[BEGIN]
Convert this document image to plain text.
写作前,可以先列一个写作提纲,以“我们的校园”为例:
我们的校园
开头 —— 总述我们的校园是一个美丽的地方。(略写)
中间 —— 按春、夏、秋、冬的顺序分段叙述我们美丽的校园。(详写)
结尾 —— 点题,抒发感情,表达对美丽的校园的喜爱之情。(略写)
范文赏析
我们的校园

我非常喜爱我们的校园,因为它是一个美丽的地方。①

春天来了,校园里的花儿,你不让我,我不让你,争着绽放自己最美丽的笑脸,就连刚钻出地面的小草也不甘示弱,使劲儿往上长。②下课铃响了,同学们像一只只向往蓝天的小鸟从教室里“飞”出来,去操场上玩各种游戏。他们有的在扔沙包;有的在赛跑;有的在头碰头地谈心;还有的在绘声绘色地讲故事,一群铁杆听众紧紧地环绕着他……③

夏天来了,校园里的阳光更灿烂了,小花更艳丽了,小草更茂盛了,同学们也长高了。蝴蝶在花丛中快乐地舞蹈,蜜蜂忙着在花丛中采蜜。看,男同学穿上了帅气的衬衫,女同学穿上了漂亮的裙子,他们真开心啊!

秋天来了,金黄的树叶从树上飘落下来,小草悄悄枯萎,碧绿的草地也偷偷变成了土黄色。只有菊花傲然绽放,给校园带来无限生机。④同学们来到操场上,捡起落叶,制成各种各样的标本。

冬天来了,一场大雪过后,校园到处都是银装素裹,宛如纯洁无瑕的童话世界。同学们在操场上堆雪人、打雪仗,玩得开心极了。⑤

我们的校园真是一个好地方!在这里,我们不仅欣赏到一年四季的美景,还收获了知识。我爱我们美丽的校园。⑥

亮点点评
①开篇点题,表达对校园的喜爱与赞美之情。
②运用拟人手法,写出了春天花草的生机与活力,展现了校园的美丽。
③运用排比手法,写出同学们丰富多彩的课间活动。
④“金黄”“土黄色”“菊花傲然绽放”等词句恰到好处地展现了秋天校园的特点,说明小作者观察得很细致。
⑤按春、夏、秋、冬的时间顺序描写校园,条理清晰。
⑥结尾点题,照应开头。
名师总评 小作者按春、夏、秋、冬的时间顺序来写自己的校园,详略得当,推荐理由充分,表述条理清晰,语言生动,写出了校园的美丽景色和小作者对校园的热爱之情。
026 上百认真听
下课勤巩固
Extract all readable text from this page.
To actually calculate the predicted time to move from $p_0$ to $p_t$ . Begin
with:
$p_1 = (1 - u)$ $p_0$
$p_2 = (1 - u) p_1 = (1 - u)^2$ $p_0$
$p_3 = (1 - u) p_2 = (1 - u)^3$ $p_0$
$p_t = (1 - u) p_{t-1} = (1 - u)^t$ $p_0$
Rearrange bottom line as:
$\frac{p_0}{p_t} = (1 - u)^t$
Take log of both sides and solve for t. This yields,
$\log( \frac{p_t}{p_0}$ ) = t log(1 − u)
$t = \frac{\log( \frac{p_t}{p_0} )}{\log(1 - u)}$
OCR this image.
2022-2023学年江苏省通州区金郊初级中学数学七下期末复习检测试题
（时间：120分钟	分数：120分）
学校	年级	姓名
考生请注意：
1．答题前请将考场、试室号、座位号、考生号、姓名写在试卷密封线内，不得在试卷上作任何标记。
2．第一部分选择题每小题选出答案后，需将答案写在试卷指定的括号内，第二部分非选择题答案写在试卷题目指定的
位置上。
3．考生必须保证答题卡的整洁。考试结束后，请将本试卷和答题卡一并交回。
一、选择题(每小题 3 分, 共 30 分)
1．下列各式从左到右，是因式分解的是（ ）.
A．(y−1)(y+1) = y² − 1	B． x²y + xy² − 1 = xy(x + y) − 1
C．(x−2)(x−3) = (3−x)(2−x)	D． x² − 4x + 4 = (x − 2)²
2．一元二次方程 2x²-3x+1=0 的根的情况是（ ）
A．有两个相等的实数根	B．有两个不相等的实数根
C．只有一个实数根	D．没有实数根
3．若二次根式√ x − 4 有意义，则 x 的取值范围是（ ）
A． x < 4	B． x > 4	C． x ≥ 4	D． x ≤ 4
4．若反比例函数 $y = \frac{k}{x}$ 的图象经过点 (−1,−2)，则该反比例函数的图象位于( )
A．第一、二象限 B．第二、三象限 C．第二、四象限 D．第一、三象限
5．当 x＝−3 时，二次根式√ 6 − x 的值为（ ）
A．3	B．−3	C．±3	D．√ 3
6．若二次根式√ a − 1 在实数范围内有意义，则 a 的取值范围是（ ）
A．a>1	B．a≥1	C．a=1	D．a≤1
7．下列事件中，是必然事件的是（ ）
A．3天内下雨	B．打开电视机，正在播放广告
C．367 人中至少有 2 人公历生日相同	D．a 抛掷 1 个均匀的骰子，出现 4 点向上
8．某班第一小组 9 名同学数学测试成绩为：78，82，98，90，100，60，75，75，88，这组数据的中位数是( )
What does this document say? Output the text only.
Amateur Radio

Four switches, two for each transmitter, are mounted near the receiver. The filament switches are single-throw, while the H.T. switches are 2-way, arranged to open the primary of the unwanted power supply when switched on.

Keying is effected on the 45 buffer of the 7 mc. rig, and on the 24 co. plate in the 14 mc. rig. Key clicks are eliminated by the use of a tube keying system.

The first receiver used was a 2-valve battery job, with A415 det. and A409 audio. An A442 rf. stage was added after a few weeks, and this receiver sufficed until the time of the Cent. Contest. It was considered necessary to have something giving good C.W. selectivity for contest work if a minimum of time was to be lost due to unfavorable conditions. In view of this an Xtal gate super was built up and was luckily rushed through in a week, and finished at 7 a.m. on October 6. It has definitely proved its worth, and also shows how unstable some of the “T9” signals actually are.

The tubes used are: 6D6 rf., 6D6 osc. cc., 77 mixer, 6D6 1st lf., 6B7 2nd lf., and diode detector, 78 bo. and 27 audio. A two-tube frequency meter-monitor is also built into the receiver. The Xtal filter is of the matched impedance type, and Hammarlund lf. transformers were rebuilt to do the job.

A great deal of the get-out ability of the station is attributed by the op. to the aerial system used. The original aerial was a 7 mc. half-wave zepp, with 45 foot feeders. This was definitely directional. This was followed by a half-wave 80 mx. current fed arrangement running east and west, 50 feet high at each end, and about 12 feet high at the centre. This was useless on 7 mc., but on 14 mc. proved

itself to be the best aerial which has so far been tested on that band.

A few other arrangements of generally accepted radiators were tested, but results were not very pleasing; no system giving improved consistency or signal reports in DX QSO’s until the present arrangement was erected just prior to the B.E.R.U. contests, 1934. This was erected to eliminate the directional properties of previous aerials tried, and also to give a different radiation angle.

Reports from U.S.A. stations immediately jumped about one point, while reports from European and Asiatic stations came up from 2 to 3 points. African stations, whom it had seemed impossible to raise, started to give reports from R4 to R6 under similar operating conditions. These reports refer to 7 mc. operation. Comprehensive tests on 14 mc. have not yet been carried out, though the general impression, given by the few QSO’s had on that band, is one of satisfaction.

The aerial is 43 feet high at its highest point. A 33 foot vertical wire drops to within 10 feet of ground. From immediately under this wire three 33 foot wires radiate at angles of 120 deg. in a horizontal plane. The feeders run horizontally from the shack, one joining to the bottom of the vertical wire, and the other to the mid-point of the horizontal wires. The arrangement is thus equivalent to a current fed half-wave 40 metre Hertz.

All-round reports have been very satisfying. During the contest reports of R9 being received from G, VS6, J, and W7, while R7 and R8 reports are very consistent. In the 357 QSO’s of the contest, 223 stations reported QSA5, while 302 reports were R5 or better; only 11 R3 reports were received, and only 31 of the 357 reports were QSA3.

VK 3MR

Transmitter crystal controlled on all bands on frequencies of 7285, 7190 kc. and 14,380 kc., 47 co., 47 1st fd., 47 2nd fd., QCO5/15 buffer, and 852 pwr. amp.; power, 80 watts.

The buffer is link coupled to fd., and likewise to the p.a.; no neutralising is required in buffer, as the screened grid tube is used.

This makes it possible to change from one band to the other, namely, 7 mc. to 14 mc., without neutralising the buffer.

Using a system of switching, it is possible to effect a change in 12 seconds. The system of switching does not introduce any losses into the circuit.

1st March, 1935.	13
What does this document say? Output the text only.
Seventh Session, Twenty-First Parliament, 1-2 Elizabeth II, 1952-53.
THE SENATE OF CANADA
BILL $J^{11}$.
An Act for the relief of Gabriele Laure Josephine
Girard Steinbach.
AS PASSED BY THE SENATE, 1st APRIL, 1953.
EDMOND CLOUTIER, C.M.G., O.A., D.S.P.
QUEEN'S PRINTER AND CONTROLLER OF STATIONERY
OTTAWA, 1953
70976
[END]
What is needed. Pick out all lines containing the string "bottom".

Solution below.
Rearrange bottom line as:
The aerial is 43 feet high at its highest point. A 33 foot vertical wire drops to within 10 feet of ground. From immediately under this wire three 33 foot wires radiate at angles of 120 deg. in a horizontal plane. The feeders run horizontally from the shack, one joining to the bottom of the vertical wire, and the other to the mid-point of the horizontal wires. The arrangement is thus equivalent to a current fed half-wave 40 metre Hertz.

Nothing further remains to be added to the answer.